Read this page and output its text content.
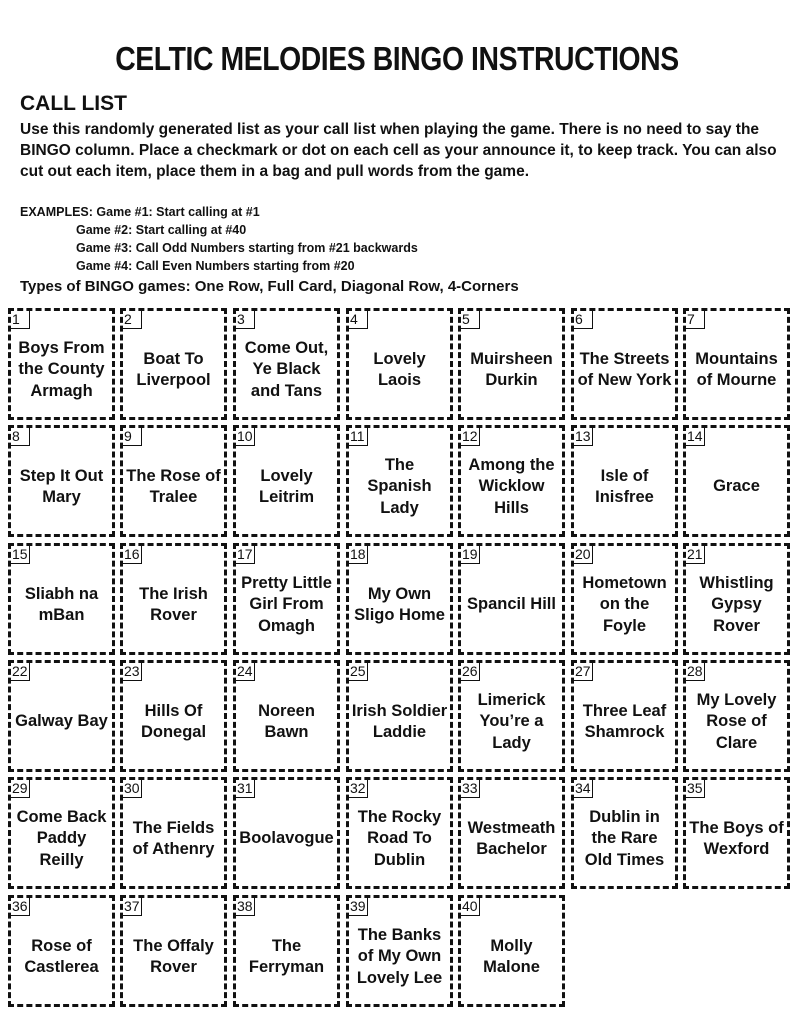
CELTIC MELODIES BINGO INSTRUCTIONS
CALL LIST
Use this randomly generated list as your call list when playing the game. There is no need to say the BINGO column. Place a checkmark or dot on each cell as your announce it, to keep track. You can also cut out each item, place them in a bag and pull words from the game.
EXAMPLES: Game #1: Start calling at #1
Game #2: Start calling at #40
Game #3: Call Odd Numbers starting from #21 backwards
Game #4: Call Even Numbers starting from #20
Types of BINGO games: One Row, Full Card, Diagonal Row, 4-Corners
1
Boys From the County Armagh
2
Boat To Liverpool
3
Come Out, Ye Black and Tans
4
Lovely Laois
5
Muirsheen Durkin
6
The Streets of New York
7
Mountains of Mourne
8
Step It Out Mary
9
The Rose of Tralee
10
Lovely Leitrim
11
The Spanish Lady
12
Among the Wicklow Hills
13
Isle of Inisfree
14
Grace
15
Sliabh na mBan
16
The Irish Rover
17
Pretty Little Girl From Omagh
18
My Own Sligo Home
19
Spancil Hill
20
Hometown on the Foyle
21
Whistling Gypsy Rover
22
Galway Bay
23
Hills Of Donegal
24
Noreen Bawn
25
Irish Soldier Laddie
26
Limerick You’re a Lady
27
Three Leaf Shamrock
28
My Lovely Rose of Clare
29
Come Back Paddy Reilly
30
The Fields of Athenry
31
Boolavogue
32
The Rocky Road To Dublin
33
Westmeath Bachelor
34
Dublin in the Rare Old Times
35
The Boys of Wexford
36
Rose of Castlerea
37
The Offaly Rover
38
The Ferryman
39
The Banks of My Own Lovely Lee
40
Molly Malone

= = = =

REQUIRED TASK
Copy out all lines that carry the word "this".

PROBLEM SOLUTION
Read this page and output its text content.
Use this randomly generated list as your call list when playing the game. There is no need to say the BINGO column. Place a checkmark or dot on each cell as your announce it, to keep track. You can also cut out each item, place them in a bag and pull words from the game.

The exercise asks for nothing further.